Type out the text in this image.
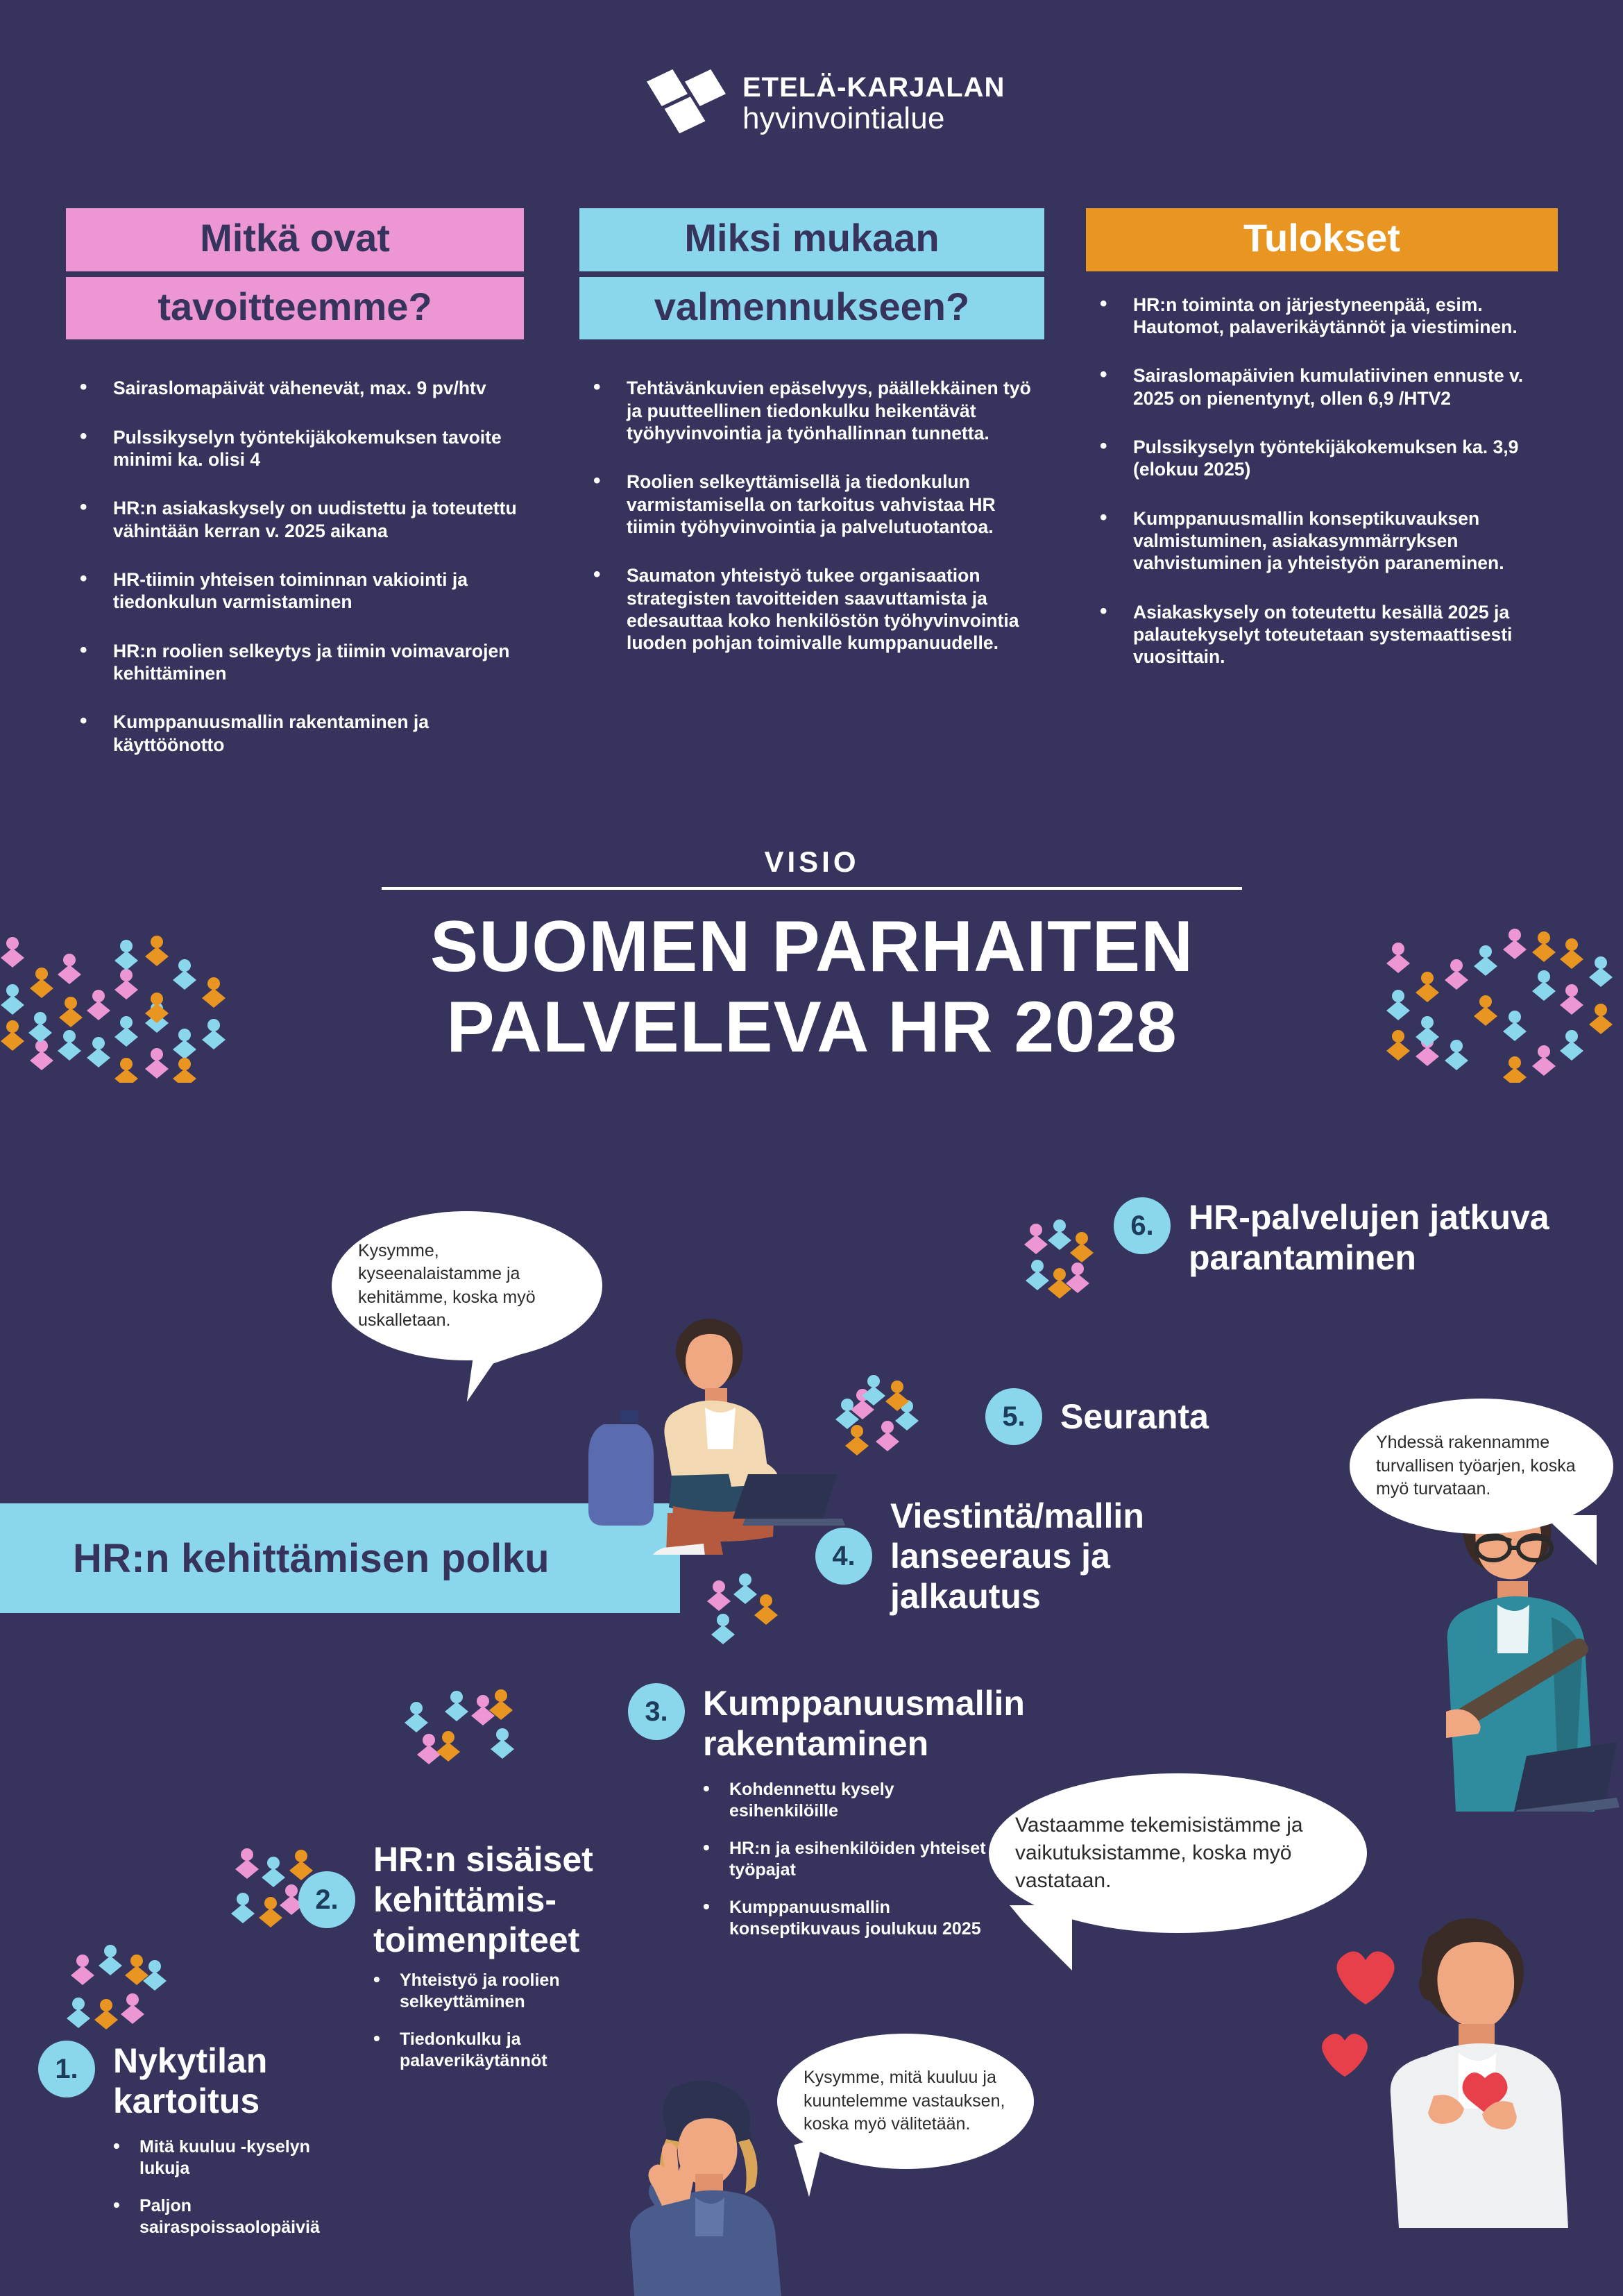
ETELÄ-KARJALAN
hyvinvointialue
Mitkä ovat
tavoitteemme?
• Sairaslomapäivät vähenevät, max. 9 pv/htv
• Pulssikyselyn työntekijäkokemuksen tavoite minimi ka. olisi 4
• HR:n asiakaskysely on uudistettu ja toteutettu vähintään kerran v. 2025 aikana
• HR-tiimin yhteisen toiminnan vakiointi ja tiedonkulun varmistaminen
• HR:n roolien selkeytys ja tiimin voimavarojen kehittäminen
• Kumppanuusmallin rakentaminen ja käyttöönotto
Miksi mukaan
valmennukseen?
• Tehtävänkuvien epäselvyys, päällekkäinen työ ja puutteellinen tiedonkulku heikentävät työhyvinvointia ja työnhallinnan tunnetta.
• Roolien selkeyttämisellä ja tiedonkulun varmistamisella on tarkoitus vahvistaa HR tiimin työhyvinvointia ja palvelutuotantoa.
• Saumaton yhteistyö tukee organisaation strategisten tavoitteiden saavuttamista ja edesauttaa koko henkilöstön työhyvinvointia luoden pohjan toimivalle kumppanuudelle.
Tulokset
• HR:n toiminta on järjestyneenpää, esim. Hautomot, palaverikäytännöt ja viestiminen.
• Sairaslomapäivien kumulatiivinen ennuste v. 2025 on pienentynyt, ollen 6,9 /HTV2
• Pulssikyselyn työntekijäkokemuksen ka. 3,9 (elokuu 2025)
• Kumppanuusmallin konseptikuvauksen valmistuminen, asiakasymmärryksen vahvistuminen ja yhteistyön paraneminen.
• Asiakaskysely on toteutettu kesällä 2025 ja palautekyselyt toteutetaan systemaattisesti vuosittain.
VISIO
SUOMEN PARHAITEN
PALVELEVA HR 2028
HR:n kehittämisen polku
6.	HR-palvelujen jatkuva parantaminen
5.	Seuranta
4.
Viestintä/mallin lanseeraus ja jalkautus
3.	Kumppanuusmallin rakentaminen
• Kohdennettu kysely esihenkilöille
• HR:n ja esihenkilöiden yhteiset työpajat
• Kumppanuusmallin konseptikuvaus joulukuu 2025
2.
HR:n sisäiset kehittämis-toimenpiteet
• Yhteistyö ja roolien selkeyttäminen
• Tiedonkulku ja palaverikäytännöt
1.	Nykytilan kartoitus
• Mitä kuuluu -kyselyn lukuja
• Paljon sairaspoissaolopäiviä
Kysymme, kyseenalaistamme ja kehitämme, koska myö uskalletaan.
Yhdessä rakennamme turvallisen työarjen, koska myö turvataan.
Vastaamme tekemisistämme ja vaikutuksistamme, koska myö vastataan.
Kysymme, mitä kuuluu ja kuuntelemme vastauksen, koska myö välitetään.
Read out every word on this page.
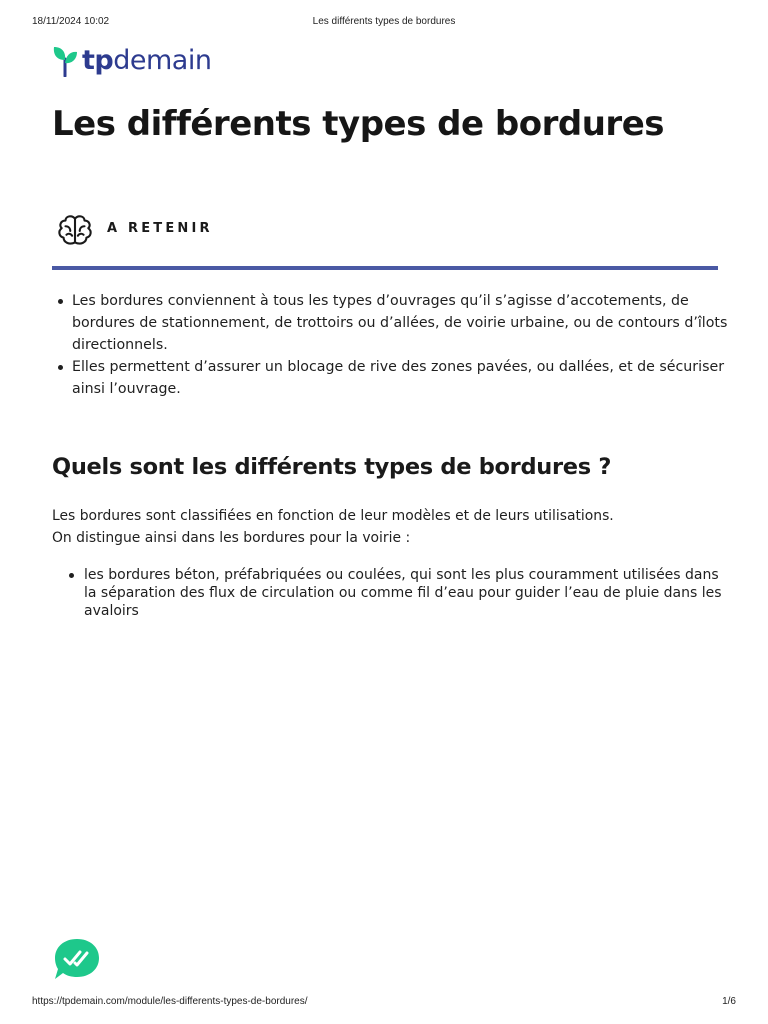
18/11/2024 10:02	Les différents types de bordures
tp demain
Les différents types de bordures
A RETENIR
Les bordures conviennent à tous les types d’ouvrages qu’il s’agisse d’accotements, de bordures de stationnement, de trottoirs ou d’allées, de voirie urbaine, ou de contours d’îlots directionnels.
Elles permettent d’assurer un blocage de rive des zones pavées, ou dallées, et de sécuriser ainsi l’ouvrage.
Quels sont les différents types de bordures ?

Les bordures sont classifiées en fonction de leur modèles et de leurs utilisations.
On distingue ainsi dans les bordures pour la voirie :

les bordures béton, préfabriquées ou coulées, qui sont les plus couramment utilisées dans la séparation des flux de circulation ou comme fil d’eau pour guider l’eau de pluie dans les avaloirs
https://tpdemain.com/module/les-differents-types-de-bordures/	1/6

--- To do ---
Each line from the one that contains "Read out every word on this page." to the end of the listing must be quoted exactly; no other line and no picture belongs in the copy.

--- Written answer ---
Read out every word on this page.
18/11/2024 10:02	Les différents types de bordures
tp demain
Les différents types de bordures
A RETENIR
Les bordures conviennent à tous les types d’ouvrages qu’il s’agisse d’accotements, de bordures de stationnement, de trottoirs ou d’allées, de voirie urbaine, ou de contours d’îlots directionnels.
Elles permettent d’assurer un blocage de rive des zones pavées, ou dallées, et de sécuriser ainsi l’ouvrage.
Quels sont les différents types de bordures ?

Les bordures sont classifiées en fonction de leur modèles et de leurs utilisations.
On distingue ainsi dans les bordures pour la voirie :

les bordures béton, préfabriquées ou coulées, qui sont les plus couramment utilisées dans la séparation des flux de circulation ou comme fil d’eau pour guider l’eau de pluie dans les avaloirs
https://tpdemain.com/module/les-differents-types-de-bordures/	1/6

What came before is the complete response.